◆ **THINGS TO DO**
1. Under the question "What testing level?" in the JSON extract, list each option label.
2. Carry on writing the JSON extract of testing and deployment choices, starting right after its final line.

◆ **EXTRACT**
□ □ □ □ □

                    }
                ]
            },
            {
                "text": "What testing level?",
                "options": [
                    {
                        "label": "Unit tests only",
                        "description": "Fast feedback, isolated verification. Misses integration issues. Good for pure logic."
                    },
                    {
                        "label": "Integration tests",
                        "description": "Verify component interactions. Slower but catches real-world failures. Recommended for APIs."
                    },
                    {
                        "label": "Full E2E suite",
                        "description": "Complete user flow validation. Highest confidence but longest execution. Expensive to maintain."
                    },
                    {
                        "label": "Manual testing",
                        "description": "Skip automated tests initially. Fast development but manual verification burden. Technical debt."
                    }
                ]
            },
            {
                "text": "Deployment strategy?",
                "options": [
                    {
                        "label": "Feature flag rollout",
                        "description": "Deploy to all, enable gradually. Instant rollback. Requires flag infrastructure."

□ □ □ □ □

◆ **DATASET EXCERPTS**
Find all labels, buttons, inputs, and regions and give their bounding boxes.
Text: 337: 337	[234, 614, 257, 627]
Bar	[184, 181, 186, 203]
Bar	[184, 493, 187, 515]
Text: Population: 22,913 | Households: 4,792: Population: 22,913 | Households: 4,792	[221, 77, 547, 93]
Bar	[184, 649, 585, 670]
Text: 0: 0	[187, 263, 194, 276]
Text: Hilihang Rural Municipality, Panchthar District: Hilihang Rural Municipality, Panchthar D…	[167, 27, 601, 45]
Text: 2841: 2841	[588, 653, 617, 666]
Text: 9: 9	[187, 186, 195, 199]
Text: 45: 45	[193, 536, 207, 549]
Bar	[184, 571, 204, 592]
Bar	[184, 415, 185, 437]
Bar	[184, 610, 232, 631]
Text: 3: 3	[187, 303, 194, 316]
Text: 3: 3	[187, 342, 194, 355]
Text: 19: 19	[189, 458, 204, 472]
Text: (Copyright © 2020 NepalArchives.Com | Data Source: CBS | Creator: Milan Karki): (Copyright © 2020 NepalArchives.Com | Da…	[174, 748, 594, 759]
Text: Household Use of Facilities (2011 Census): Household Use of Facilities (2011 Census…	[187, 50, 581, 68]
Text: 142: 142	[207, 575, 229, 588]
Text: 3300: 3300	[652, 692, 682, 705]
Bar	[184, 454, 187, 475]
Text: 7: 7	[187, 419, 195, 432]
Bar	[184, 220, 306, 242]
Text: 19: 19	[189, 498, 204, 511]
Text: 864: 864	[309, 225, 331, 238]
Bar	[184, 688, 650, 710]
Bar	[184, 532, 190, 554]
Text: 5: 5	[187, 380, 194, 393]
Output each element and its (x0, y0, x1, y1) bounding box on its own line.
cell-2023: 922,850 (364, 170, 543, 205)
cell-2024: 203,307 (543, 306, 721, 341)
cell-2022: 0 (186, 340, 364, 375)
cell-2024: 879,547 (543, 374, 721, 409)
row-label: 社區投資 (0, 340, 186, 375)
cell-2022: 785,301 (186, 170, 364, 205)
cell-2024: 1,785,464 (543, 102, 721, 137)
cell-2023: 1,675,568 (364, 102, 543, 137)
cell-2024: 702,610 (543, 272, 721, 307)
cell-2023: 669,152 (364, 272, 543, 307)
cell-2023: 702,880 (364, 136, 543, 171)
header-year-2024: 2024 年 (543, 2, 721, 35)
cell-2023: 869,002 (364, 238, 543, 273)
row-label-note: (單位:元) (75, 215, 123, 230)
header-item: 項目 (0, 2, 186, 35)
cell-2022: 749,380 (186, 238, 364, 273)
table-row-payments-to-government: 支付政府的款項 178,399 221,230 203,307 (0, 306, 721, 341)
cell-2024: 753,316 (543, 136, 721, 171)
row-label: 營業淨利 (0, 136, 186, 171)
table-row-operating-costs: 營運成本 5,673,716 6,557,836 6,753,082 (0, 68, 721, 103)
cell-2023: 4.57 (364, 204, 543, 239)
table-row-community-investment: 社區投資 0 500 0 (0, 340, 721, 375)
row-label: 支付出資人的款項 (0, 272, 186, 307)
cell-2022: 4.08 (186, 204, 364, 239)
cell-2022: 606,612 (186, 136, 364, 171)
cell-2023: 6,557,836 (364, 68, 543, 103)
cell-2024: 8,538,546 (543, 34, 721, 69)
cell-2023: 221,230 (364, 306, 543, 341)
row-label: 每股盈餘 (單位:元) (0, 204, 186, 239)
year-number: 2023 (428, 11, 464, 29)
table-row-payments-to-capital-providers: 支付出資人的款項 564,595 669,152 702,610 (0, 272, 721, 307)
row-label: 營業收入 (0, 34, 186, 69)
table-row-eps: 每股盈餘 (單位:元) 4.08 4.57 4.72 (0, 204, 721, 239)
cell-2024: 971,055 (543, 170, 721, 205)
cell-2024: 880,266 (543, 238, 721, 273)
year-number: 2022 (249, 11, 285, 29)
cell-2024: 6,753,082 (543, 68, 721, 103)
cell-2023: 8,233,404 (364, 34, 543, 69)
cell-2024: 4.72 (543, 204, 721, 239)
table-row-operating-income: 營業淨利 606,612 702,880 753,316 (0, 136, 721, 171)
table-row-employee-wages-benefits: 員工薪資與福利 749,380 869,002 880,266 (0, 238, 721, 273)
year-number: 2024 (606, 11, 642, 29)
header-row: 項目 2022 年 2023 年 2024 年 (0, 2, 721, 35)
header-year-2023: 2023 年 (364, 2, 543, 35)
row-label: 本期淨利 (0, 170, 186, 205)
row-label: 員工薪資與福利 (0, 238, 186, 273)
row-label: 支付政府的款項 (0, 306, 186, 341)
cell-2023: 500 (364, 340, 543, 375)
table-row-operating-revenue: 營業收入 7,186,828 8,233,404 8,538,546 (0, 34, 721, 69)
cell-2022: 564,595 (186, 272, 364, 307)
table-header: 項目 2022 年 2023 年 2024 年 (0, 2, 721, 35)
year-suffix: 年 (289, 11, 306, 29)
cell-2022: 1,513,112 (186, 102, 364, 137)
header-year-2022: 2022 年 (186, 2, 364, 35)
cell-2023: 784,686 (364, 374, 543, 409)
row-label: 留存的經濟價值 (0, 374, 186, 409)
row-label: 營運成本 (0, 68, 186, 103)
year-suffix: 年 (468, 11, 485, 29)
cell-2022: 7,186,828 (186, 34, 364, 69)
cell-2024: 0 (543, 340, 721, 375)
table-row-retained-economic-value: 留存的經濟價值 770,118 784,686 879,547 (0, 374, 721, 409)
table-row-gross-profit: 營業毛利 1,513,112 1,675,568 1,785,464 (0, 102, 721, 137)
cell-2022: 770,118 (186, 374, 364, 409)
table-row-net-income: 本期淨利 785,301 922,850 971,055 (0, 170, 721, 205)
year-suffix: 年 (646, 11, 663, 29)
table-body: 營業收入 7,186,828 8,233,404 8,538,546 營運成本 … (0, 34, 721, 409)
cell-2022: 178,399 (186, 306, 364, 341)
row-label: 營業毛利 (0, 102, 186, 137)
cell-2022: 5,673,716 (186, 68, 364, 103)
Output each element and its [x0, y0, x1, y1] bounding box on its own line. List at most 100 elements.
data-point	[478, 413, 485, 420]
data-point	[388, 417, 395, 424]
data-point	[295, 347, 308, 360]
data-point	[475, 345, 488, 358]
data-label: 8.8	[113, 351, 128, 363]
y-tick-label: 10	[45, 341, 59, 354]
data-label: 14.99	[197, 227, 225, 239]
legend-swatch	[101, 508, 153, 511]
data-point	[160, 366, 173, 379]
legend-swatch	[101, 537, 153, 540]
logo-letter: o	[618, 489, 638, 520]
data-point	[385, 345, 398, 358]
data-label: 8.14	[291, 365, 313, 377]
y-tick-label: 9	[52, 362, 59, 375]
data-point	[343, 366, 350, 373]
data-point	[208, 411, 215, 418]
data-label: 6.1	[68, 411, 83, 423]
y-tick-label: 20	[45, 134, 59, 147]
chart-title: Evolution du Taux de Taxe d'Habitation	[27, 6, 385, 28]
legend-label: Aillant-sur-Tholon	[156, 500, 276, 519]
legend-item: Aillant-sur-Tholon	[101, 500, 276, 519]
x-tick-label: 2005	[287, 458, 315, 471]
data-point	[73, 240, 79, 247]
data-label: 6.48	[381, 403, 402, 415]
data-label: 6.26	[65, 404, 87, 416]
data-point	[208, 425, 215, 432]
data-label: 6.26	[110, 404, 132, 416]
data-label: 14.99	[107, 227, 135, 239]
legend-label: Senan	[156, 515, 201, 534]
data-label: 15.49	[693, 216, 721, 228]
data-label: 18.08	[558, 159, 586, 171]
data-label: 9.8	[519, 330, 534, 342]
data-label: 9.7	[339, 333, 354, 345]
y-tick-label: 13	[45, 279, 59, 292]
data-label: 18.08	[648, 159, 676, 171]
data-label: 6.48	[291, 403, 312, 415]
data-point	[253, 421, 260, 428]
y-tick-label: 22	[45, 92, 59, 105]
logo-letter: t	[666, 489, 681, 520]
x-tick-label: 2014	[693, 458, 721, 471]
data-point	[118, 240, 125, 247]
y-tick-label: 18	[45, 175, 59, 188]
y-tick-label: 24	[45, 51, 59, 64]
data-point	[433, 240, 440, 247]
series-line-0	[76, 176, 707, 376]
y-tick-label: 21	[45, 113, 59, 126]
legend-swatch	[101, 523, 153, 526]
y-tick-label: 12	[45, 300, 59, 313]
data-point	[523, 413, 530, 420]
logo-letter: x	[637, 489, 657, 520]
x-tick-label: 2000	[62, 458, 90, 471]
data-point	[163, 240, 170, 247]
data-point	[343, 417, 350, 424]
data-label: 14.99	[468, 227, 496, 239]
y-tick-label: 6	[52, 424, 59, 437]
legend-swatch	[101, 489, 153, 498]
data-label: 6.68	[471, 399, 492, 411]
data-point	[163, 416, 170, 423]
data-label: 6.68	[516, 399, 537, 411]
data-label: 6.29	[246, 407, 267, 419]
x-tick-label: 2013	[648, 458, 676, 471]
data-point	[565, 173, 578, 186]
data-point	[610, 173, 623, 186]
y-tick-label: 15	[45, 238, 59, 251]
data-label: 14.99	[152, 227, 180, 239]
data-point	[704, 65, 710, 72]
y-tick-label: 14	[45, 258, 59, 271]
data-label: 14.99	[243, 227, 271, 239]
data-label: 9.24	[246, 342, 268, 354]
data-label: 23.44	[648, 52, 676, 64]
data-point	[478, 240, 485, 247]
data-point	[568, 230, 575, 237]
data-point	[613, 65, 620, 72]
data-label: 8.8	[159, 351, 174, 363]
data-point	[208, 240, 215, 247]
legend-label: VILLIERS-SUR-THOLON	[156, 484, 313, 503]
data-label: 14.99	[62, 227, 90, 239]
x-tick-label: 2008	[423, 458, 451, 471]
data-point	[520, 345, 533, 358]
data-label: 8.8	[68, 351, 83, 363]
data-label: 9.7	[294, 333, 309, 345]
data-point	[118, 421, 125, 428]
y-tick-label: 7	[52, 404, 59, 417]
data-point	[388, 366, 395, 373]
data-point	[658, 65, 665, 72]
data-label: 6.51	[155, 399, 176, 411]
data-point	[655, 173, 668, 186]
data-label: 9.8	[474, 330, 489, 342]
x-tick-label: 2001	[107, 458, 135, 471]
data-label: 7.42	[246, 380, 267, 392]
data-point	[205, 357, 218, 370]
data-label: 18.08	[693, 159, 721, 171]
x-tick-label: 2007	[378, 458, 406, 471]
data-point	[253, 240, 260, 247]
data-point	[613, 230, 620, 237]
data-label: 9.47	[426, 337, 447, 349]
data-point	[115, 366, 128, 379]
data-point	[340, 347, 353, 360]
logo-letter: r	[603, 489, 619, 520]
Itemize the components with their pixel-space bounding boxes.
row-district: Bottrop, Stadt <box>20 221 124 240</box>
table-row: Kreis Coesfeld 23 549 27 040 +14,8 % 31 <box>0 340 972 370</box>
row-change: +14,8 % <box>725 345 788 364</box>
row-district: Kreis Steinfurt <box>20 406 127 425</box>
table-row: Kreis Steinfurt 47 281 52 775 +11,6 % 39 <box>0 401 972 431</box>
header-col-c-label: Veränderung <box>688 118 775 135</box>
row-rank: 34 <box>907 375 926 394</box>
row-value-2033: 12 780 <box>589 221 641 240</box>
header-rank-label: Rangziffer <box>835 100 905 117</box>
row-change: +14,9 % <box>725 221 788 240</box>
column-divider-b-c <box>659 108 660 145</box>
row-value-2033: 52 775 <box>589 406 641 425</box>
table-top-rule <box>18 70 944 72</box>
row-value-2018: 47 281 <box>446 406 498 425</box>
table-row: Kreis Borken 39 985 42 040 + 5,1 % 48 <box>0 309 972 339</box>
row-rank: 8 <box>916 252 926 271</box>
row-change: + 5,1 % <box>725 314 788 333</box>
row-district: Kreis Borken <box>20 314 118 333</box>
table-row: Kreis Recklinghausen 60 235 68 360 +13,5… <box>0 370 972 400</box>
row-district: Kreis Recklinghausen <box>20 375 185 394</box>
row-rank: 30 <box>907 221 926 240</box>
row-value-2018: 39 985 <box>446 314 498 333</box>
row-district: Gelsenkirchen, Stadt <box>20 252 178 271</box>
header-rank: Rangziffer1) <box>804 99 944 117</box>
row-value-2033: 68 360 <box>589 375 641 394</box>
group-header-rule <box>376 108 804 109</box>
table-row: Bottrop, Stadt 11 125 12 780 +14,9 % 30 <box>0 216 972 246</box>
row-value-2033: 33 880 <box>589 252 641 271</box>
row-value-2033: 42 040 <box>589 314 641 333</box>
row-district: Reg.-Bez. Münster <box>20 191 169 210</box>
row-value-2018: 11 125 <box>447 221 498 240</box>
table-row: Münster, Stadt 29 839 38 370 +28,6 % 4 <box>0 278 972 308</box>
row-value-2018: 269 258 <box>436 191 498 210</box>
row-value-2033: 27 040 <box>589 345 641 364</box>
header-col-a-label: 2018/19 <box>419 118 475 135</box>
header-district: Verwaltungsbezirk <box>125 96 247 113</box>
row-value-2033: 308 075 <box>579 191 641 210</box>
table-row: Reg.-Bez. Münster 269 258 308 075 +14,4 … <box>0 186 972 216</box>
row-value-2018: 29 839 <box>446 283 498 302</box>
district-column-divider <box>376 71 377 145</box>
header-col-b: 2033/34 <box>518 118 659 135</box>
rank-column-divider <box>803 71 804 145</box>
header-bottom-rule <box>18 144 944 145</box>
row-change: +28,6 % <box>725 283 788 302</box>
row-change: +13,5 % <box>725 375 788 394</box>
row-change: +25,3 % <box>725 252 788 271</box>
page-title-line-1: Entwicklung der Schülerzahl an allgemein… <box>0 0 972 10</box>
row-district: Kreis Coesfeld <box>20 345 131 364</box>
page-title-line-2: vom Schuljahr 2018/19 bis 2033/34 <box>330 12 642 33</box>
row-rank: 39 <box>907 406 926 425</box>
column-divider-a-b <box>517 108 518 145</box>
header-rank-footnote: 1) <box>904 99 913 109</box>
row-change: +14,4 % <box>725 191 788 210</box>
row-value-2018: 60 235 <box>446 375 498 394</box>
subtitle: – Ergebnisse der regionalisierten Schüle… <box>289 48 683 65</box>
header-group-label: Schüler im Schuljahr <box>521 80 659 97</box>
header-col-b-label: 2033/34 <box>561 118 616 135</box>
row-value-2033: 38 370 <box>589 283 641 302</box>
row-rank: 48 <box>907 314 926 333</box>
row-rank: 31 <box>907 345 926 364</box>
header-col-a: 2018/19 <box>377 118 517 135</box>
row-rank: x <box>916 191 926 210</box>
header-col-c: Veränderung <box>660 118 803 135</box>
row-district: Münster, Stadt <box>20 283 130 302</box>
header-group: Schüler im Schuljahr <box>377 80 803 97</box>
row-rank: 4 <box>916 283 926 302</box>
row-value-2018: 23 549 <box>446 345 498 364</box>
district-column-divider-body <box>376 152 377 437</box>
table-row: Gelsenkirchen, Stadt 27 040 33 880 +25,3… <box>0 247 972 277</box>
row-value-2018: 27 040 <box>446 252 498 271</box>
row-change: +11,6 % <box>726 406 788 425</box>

□ □ □ □ □

◆ **ANSWER SET**
1.
Unit tests only
Integration tests
Full E2E suite
Manual testing

2.
                    },
                    {
                        "label": "Canary deployment",
                        "description": "Small user percentage first. Catch issues early. Needs monitoring and rollback automation."
                    },
                    {
                        "label": "Blue-green deployment",
                        "description": "Full environment switch. Zero downtime. Doubles infrastructure cost temporarily."
                    },
                    {
                        "label": "Direct deployment",
                        "description": "Immediate production rollout. Fastest but highest risk. Acceptable for low-traffic features."
                    }
                ]
            }
        ]
    )

    Anti-Pattern: Text-Based Menus

    Avoid:

    Please choose:
    1. Fast
    2. Cheap
    3. Good quality
    
    Which do you prefer?
    

    Problems:

    • No context about trade-offs
    • Binary thinking (can't combine attributes)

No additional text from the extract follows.